Material supplied =
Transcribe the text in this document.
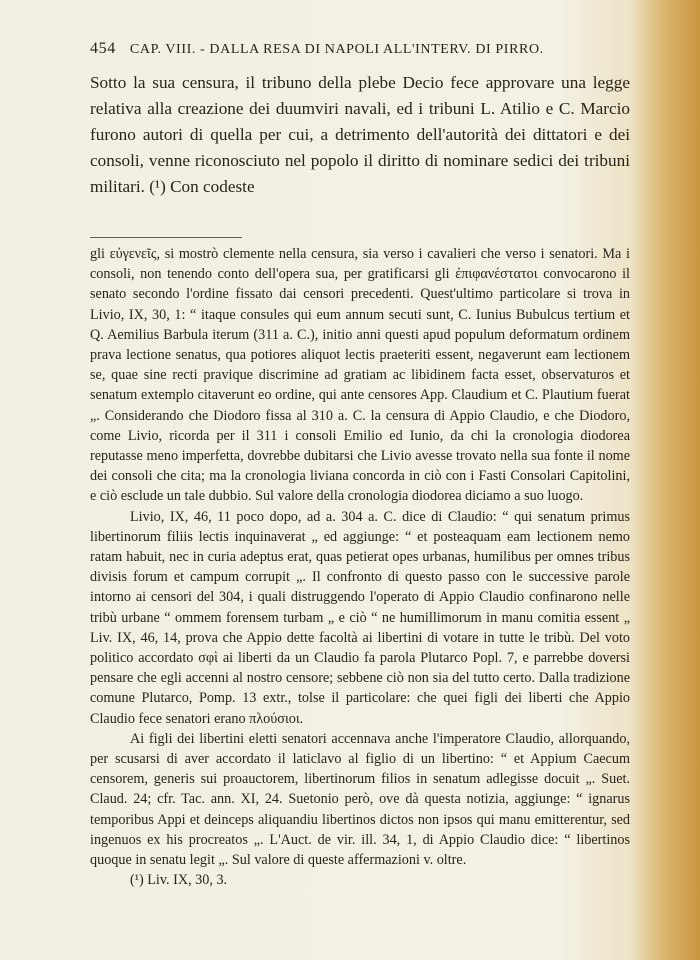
454 CAP. VIII. - DALLA RESA DI NAPOLI ALL'INTERV. DI PIRRO.

Sotto la sua censura, il tribuno della plebe Decio fece approvare una legge relativa alla creazione dei duumviri navali, ed i tribuni L. Atilio e C. Marcio furono autori di quella per cui, a detrimento dell'autorità dei dittatori e dei consoli, venne riconosciuto nel popolo il diritto di nominare sedici dei tribuni militari. (¹) Con codeste

gli εὐγενεῖς, si mostrò clemente nella censura, sia verso i cavalieri che verso i senatori. Ma i consoli, non tenendo conto dell'opera sua, per gratificarsi gli ἐπιφανέστατοι convocarono il senato secondo l'ordine fissato dai censori precedenti. Quest'ultimo particolare si trova in Livio, IX, 30, 1: “ itaque consules qui eum annum secuti sunt, C. Iunius Bubulcus tertium et Q. Aemilius Barbula iterum (311 a. C.), initio anni questi apud populum deformatum ordinem prava lectione senatus, qua potiores aliquot lectis praeteriti essent, negaverunt eam lectionem se, quae sine recti pravique discrimine ad gratiam ac libidinem facta esset, observaturos et senatum extemplo citaverunt eo ordine, qui ante censores App. Claudium et C. Plautium fuerat „. Considerando che Diodoro fissa al 310 a. C. la censura di Appio Claudio, e che Diodoro, come Livio, ricorda per il 311 i consoli Emilio ed Iunio, da chi la cronologia diodorea reputasse meno imperfetta, dovrebbe dubitarsi che Livio avesse trovato nella sua fonte il nome dei consoli che cita; ma la cronologia liviana concorda in ciò con i Fasti Consolari Capitolini, e ciò esclude un tale dubbio. Sul valore della cronologia diodorea diciamo a suo luogo.

Livio, IX, 46, 11 poco dopo, ad a. 304 a. C. dice di Claudio: “ qui senatum primus libertinorum filiis lectis inquinaverat „ ed aggiunge: “ et posteaquam eam lectionem nemo ratam habuit, nec in curia adeptus erat, quas petierat opes urbanas, humilibus per omnes tribus divisis forum et campum corrupit „. Il confronto di questo passo con le successive parole intorno ai censori del 304, i quali distruggendo l'operato di Appio Claudio confinarono nelle tribù urbane “ ommem forensem turbam „ e ciò “ ne humillimorum in manu comitia essent „ Liv. IX, 46, 14, prova che Appio dette facoltà ai libertini di votare in tutte le tribù. Del voto politico accordato σφὶ ai liberti da un Claudio fa parola Plutarco Popl. 7, e parrebbe doversi pensare che egli accenni al nostro censore; sebbene ciò non sia del tutto certo. Dalla tradizione comune Plutarco, Pomp. 13 extr., tolse il particolare: che quei figli dei liberti che Appio Claudio fece senatori erano πλούσιοι.

Ai figli dei libertini eletti senatori accennava anche l'imperatore Claudio, allorquando, per scusarsi di aver accordato il laticlavo al figlio di un libertino: “ et Appium Caecum censorem, generis sui proauctorem, libertinorum filios in senatum adlegisse docuit „. Suet. Claud. 24; cfr. Tac. ann. XI, 24. Suetonio però, ove dà questa notizia, aggiunge: “ ignarus temporibus Appi et deinceps aliquandiu libertinos dictos non ipsos qui manu emitterentur, sed ingenuos ex his procreatos „. L'Auct. de vir. ill. 34, 1, di Appio Claudio dice: “ libertinos quoque in senatu legit „. Sul valore di queste affermazioni v. oltre.

(¹) Liv. IX, 30, 3.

Exercise brief = Repeat all of the records verbatim, leaving out the pictures.

Result below =
Transcribe the text in this document.
454 CAP. VIII. - DALLA RESA DI NAPOLI ALL'INTERV. DI PIRRO.

Sotto la sua censura, il tribuno della plebe Decio fece approvare una legge relativa alla creazione dei duumviri navali, ed i tribuni L. Atilio e C. Marcio furono autori di quella per cui, a detrimento dell'autorità dei dittatori e dei consoli, venne riconosciuto nel popolo il diritto di nominare sedici dei tribuni militari. (¹) Con codeste

gli εὐγενεῖς, si mostrò clemente nella censura, sia verso i cavalieri che verso i senatori. Ma i consoli, non tenendo conto dell'opera sua, per gratificarsi gli ἐπιφανέστατοι convocarono il senato secondo l'ordine fissato dai censori precedenti. Quest'ultimo particolare si trova in Livio, IX, 30, 1: “ itaque consules qui eum annum secuti sunt, C. Iunius Bubulcus tertium et Q. Aemilius Barbula iterum (311 a. C.), initio anni questi apud populum deformatum ordinem prava lectione senatus, qua potiores aliquot lectis praeteriti essent, negaverunt eam lectionem se, quae sine recti pravique discrimine ad gratiam ac libidinem facta esset, observaturos et senatum extemplo citaverunt eo ordine, qui ante censores App. Claudium et C. Plautium fuerat „. Considerando che Diodoro fissa al 310 a. C. la censura di Appio Claudio, e che Diodoro, come Livio, ricorda per il 311 i consoli Emilio ed Iunio, da chi la cronologia diodorea reputasse meno imperfetta, dovrebbe dubitarsi che Livio avesse trovato nella sua fonte il nome dei consoli che cita; ma la cronologia liviana concorda in ciò con i Fasti Consolari Capitolini, e ciò esclude un tale dubbio. Sul valore della cronologia diodorea diciamo a suo luogo.

Livio, IX, 46, 11 poco dopo, ad a. 304 a. C. dice di Claudio: “ qui senatum primus libertinorum filiis lectis inquinaverat „ ed aggiunge: “ et posteaquam eam lectionem nemo ratam habuit, nec in curia adeptus erat, quas petierat opes urbanas, humilibus per omnes tribus divisis forum et campum corrupit „. Il confronto di questo passo con le successive parole intorno ai censori del 304, i quali distruggendo l'operato di Appio Claudio confinarono nelle tribù urbane “ ommem forensem turbam „ e ciò “ ne humillimorum in manu comitia essent „ Liv. IX, 46, 14, prova che Appio dette facoltà ai libertini di votare in tutte le tribù. Del voto politico accordato σφὶ ai liberti da un Claudio fa parola Plutarco Popl. 7, e parrebbe doversi pensare che egli accenni al nostro censore; sebbene ciò non sia del tutto certo. Dalla tradizione comune Plutarco, Pomp. 13 extr., tolse il particolare: che quei figli dei liberti che Appio Claudio fece senatori erano πλούσιοι.

Ai figli dei libertini eletti senatori accennava anche l'imperatore Claudio, allorquando, per scusarsi di aver accordato il laticlavo al figlio di un libertino: “ et Appium Caecum censorem, generis sui proauctorem, libertinorum filios in senatum adlegisse docuit „. Suet. Claud. 24; cfr. Tac. ann. XI, 24. Suetonio però, ove dà questa notizia, aggiunge: “ ignarus temporibus Appi et deinceps aliquandiu libertinos dictos non ipsos qui manu emitterentur, sed ingenuos ex his procreatos „. L'Auct. de vir. ill. 34, 1, di Appio Claudio dice: “ libertinos quoque in senatu legit „. Sul valore di queste affermazioni v. oltre.

(¹) Liv. IX, 30, 3.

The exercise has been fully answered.